TEXT BLOCK >>
━━━━

The American Dream of achieving success is behind much of our country’s energy and innovation–in medicine for example, and advances in technology. But as I suggested in an earlier post, it is possible so to immerse ourselves in hopes of succeeding that we grow afraid of enjoying the little leisure we have left from work, as if thoughtful enjoyment were a forbidden departure from the relentless pursuit of our goals. So instead of leisurely reflecting on our lives and how satisfying or troubling they have become, we feel compelled to so something more “useful,” like re-checking our email.
But besides encouraging an obsession with work, the American Dream carries the danger of wrongly convincing us that the possibilities of success are limitless: “there’s no end to what you can accomplish,” we say to our children. We fall for the addictive fantasy that our work will open the door to a future of uninterrupted smooth sailing. Tons of work, we imagine, will eventually lead to almost no work and living with no leisure to nothing but leisure. Advertisements for retirement facilities are good at promoting this illusion. They suggest that “peace and quiet and open air,” to borrow a line from West Side Story, “wait for us somewhere”–more specifically, at their place.

━━━━

Document understanding records
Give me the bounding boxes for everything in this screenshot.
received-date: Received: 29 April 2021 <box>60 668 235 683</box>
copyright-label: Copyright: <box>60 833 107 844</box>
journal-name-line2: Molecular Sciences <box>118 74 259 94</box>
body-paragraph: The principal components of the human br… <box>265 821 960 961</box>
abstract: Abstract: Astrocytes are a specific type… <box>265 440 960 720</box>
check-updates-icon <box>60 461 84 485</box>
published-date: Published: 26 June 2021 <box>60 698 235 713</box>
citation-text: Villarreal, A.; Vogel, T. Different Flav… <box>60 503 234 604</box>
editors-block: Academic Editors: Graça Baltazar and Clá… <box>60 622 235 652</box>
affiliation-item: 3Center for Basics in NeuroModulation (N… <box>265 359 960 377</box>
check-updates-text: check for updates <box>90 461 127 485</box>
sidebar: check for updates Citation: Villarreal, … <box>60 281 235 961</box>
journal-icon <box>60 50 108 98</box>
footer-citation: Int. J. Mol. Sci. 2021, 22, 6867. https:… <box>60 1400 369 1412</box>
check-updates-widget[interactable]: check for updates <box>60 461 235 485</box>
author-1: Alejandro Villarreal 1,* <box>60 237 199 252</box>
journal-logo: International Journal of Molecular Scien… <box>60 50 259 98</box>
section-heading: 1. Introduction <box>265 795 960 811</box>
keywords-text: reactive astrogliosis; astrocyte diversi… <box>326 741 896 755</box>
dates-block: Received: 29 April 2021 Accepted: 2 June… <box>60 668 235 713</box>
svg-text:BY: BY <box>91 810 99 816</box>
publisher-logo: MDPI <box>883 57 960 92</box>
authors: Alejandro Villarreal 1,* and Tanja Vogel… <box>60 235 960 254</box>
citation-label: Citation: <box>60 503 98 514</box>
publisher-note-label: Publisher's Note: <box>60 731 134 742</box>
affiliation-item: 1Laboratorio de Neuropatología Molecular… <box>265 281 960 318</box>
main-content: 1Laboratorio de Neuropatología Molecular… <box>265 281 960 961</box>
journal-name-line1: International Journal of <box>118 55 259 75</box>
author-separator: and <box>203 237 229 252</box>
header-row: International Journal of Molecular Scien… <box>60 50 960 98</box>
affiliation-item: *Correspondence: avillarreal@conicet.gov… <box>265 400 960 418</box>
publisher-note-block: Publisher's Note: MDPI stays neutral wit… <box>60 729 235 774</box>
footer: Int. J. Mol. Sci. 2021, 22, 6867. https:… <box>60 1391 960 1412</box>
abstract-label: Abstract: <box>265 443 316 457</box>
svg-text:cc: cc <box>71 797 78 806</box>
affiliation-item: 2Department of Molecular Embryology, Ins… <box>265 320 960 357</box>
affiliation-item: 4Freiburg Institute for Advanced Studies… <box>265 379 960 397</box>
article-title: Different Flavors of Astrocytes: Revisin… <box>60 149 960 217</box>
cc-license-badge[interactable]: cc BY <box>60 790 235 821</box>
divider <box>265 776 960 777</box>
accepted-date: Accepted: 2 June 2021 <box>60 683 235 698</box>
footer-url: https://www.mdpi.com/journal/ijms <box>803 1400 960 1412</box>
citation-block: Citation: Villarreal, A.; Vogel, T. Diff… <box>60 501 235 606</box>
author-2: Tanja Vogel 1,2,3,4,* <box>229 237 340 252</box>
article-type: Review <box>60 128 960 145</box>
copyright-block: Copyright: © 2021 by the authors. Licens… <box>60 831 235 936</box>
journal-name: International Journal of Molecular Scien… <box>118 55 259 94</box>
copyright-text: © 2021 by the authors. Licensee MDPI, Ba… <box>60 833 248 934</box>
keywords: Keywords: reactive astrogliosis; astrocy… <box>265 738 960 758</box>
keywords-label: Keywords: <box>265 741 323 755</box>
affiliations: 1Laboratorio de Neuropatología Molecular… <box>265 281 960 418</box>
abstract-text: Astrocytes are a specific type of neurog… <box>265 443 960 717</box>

━━━━

EXERCISE BRIEF >> Give the stretch of the essay on the American Dream from "But besides encouraging" through "at their place.", replacing "smooth sailing" with "calm waters". These records were taken from a different source than the text.

ANSWER TO THIS EXERCISE >>
But besides encouraging an obsession with work, the American Dream carries the danger of wrongly convincing us that the possibilities of success are limitless: “there’s no end to what you can accomplish,” we say to our children. We fall for the addictive fantasy that our work will open the door to a future of uninterrupted calm waters. Tons of work, we imagine, will eventually lead to almost no work and living with no leisure to nothing but leisure. Advertisements for retirement facilities are good at promoting this illusion. They suggest that “peace and quiet and open air,” to borrow a line from West Side Story, “wait for us somewhere”–more specifically, at their place.